■ Problème à traiter ■
Poursuivez le texte sur l'année 1917 dans la Première Guerre mondiale en reprenant juste après sa dernière phrase.

■ Texte fourni ■
+++++

1917, l'année du tournant
L'année 1917 constitue un point de bascule dans la Première Guerre mondiale. Deux événements d'envergure mondiale en modifient profondément les équilibres : la Russie sort du conflit après deux révolutions successives, tandis que les États-Unis y entrent. En France, une crise de moral profonde fragilise l'armée.
La sortie de la Russie
Épuisée par trois ans de guerre, des défaites répétées et des millions de morts, la Russie connaît en février 1917 une révolution qui renverse le tsar Nicolas II. Le gouvernement provisoire qui lui succède choisit de maintenir la participation de la Russie à la guerre, décision impopulaire. En octobre 1917, les bolcheviks de Lénine s'emparent du pouvoir et font de la paix immédiate leur première priorité. Le traité de Brest-Litovsk, signé en mars 1918, permet à l'Allemagne de transférer des centaines de milliers de soldats du front oriental vers le front occidental, constituant une menace sérieuse pour les Alliés.

+++++

■ Extraits des données ■
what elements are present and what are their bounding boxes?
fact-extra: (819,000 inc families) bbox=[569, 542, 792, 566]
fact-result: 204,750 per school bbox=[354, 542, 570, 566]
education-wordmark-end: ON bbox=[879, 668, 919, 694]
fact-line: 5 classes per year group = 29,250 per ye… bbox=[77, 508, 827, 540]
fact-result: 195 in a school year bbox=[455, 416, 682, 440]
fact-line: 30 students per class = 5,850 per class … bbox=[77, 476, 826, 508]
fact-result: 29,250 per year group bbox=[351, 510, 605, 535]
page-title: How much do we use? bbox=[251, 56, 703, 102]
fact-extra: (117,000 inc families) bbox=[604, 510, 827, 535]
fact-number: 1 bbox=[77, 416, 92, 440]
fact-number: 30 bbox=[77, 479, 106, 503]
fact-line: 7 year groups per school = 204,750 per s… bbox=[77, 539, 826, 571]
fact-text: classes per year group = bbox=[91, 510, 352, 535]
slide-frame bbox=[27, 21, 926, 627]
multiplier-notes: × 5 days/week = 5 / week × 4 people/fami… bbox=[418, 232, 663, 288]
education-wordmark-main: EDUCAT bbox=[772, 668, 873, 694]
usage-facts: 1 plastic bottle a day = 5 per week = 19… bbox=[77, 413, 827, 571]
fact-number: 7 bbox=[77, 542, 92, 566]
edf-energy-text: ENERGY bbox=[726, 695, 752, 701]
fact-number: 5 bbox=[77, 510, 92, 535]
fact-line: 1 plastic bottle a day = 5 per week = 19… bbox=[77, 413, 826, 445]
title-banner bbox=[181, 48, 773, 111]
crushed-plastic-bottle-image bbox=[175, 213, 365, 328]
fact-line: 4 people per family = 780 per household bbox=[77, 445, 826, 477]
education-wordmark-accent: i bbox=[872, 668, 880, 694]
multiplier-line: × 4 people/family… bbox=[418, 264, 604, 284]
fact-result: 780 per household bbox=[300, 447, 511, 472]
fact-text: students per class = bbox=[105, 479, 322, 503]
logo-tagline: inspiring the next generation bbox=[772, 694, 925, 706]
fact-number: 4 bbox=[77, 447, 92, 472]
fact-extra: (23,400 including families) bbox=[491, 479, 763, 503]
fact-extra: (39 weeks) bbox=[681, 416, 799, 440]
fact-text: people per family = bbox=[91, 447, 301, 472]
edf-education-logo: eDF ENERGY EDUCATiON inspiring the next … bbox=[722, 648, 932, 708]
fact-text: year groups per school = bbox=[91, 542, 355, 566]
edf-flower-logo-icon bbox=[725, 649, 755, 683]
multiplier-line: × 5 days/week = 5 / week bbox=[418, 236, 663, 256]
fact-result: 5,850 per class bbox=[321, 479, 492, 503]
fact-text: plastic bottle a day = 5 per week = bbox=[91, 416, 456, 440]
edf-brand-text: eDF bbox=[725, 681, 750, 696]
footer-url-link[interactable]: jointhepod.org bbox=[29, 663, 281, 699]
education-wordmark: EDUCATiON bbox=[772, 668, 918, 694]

+++++

■ Résultat ■
L'entrée des États-Unis
Restés neutres depuis 1914, les États-Unis basculent en avril 1917. La guerre sous-marine totale déclarée par l'Allemagne, qui coule des navires commerciaux américains, et la révélation du télégramme Zimmermann, dans lequel l'Allemagne proposait secrètement au Mexique de l'aider à reconquérir des territoires sur les États-Unis, emportent la décision du président Wilson. Deux millions de soldats américains, les "Doughboys", débarquent progressivement en Europe. Frais, bien équipés et nombreux, ils comblent le déficit humain causé par la sortie de la Russie et donnent aux Alliés un avantage décisif pour 1918.
Le redressement français sous Clemenceau
En France, les mutineries du printemps 1917, provoquées par l'échec sanglant du Chemin des Dames, révèlent la profondeur de la crise. En novembre 1917, Georges Clemenceau est nommé président du Conseil à 76 ans. Surnommé "le Tigre", il mobilise toute son énergie pour galvaniser le pays, visite régulièrement le front, réprime le défaitisme dans la presse et refuse toute paix de compromis. Son autorité contribue à maintenir la France dans le conflit jusqu'à la victoire de novembre 1918.